What you have to do
What is the number of lines containing "title"? Give only that number.

Stored data
##########
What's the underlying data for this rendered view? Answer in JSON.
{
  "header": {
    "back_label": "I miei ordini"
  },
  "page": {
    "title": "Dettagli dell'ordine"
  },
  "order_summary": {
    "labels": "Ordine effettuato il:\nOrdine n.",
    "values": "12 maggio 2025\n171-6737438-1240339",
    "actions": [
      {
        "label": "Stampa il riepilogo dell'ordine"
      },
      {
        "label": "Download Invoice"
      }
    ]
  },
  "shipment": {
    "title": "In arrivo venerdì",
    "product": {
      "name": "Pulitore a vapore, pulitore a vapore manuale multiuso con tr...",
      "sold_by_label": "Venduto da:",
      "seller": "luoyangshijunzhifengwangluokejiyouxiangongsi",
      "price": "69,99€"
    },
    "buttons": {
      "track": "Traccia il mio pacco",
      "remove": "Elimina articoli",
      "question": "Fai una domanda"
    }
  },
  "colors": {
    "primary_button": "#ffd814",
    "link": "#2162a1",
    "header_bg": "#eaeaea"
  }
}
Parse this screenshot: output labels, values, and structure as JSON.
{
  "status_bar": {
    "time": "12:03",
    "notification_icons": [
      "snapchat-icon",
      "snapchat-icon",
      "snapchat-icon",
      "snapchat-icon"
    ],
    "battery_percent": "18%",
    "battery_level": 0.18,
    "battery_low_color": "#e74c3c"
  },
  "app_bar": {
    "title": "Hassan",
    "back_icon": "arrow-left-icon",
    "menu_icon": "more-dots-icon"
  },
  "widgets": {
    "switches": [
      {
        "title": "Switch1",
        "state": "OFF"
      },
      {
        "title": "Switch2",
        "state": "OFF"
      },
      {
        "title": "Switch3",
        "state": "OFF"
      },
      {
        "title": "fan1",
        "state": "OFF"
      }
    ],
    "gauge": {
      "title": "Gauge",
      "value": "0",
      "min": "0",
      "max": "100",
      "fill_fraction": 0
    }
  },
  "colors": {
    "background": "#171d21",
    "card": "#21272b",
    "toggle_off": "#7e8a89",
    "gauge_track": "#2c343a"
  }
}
##########
Expected answer
8